Source records

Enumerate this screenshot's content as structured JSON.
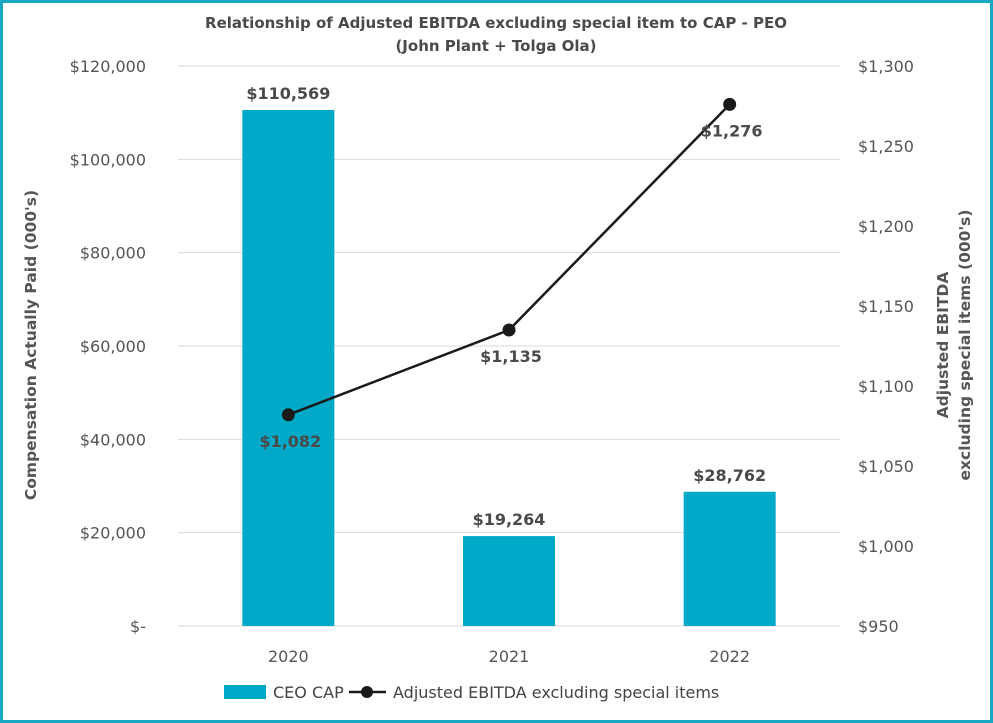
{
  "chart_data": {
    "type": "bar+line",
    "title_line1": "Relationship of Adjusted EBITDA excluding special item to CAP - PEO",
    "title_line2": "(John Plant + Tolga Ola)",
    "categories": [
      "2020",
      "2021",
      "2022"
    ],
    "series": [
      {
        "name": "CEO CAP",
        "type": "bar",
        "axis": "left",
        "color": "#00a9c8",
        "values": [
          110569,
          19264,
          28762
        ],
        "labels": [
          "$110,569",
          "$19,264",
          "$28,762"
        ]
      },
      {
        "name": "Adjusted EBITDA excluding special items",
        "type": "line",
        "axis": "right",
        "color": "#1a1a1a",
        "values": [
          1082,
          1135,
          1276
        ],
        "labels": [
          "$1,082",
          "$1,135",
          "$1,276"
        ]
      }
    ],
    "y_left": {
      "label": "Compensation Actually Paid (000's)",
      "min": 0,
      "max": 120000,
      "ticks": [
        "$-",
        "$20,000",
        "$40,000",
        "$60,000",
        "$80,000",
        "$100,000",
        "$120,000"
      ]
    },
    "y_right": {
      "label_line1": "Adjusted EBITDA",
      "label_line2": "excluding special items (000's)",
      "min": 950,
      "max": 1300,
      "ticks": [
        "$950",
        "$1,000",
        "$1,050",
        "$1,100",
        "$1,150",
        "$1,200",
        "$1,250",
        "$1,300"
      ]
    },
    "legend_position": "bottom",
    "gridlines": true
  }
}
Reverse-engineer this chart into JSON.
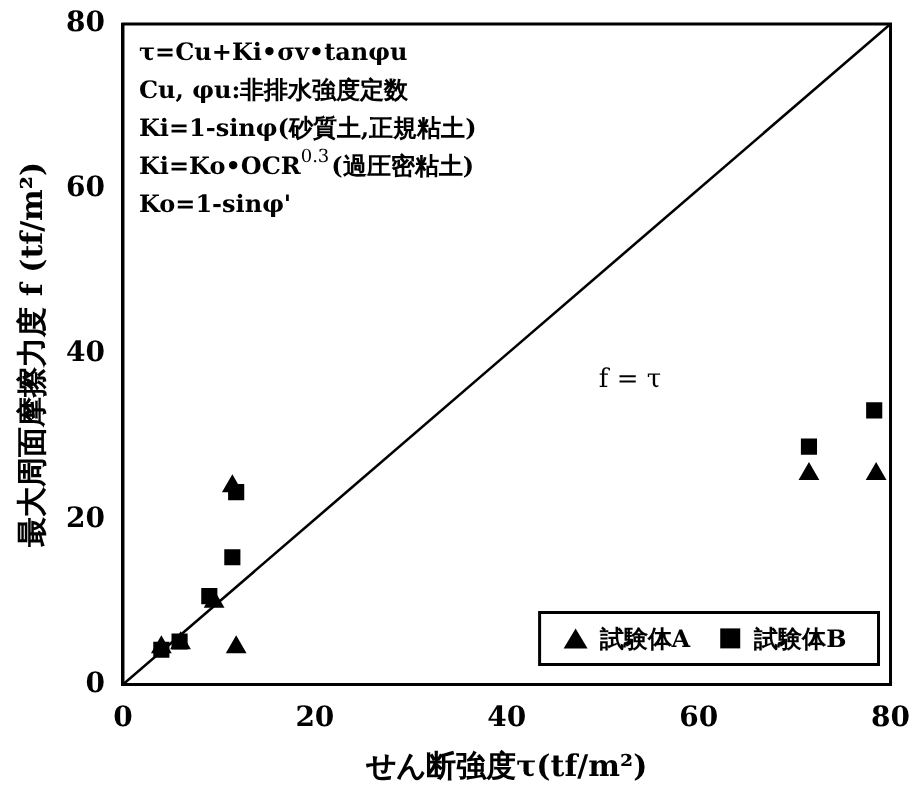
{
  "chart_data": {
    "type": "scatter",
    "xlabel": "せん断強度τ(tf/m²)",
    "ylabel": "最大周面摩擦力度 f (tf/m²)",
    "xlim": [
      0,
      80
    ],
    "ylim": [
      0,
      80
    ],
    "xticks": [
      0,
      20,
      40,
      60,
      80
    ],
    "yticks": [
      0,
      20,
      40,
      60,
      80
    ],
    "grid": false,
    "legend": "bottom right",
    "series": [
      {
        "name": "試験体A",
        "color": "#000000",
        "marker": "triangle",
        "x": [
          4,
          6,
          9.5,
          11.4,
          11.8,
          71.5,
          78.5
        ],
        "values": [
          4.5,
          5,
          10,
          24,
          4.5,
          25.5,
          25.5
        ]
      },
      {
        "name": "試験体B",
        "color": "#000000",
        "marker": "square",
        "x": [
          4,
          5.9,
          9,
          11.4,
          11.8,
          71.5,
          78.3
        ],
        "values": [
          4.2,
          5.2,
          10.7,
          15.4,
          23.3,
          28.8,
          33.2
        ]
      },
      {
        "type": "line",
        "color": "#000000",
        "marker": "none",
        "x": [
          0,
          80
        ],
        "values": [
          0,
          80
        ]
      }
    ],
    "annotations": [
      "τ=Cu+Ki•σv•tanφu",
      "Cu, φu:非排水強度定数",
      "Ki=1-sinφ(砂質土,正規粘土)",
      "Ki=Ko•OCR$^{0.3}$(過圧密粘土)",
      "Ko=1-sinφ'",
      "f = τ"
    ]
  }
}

* * *

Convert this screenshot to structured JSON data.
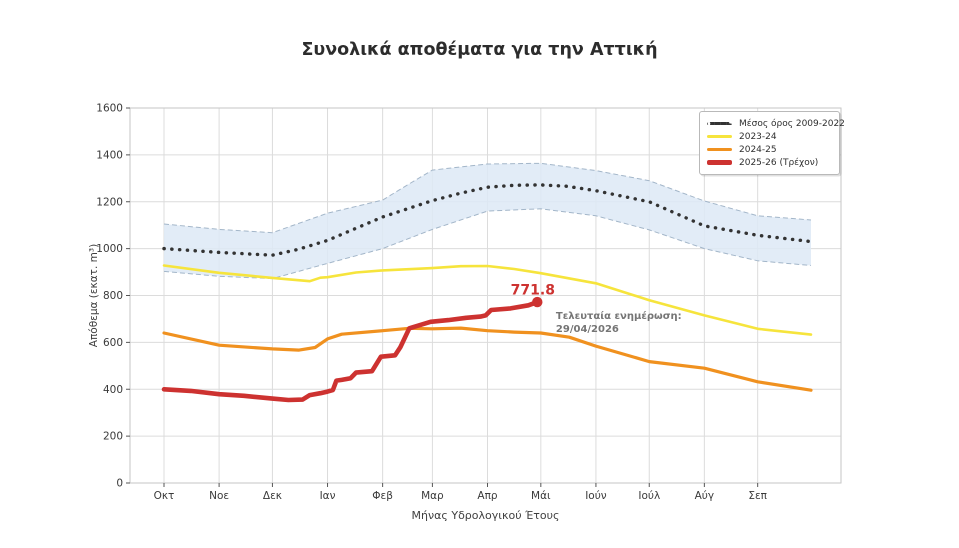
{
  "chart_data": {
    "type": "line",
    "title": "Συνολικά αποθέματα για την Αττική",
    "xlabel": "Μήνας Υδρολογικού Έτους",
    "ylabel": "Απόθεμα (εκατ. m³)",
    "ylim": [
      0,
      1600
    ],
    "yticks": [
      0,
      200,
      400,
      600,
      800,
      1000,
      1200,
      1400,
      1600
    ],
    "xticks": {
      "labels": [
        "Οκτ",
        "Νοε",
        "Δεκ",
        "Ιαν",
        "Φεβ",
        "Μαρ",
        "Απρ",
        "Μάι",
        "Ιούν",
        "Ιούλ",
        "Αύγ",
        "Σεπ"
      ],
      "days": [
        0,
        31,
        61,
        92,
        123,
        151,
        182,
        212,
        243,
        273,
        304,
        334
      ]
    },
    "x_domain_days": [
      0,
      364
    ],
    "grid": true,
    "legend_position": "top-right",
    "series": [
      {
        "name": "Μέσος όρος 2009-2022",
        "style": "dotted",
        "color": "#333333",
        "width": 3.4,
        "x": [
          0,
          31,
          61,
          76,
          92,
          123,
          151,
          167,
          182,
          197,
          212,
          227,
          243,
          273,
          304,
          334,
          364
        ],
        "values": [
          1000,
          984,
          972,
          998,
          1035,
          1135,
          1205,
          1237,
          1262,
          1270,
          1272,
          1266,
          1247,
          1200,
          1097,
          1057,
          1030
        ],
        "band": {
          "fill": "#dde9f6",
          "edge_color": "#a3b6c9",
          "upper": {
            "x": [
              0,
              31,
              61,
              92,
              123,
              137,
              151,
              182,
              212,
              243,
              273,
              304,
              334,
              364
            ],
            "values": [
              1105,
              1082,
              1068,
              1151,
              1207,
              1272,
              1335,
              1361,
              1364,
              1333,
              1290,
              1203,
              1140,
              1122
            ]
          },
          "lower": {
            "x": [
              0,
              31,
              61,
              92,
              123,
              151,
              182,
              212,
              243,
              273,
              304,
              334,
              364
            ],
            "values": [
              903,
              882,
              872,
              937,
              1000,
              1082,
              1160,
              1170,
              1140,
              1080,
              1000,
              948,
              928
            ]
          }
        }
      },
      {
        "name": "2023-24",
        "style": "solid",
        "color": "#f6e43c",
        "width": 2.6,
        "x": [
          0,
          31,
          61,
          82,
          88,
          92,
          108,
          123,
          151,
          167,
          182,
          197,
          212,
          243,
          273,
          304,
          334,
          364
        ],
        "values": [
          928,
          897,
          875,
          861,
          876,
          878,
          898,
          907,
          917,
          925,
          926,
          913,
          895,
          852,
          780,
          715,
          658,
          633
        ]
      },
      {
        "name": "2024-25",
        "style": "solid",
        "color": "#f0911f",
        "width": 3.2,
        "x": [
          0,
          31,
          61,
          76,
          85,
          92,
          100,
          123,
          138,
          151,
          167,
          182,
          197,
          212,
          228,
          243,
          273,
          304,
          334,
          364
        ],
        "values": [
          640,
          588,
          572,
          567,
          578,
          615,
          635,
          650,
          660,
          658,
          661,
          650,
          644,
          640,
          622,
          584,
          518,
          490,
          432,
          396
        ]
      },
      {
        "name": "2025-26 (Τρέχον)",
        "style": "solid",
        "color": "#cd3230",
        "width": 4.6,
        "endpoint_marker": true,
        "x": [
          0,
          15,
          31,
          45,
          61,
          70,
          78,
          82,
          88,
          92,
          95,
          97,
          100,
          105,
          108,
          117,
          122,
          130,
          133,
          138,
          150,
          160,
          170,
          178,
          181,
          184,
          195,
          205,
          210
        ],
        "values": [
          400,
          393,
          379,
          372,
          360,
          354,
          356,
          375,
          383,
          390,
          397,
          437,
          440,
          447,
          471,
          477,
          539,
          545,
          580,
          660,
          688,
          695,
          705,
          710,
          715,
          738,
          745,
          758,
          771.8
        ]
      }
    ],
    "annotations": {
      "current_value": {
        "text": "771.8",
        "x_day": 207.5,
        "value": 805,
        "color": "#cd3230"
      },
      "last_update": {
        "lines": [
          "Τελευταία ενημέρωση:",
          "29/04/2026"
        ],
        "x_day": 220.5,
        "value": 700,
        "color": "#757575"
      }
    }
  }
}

Work required: Search the data above for the string "excluding" and return every line that has it.

Reply to the task:
    "title_line1": "Relationship of Adjusted EBITDA excluding special item to CAP - PEO",
        "name": "Adjusted EBITDA excluding special items",
      "label_line2": "excluding special items (000's)",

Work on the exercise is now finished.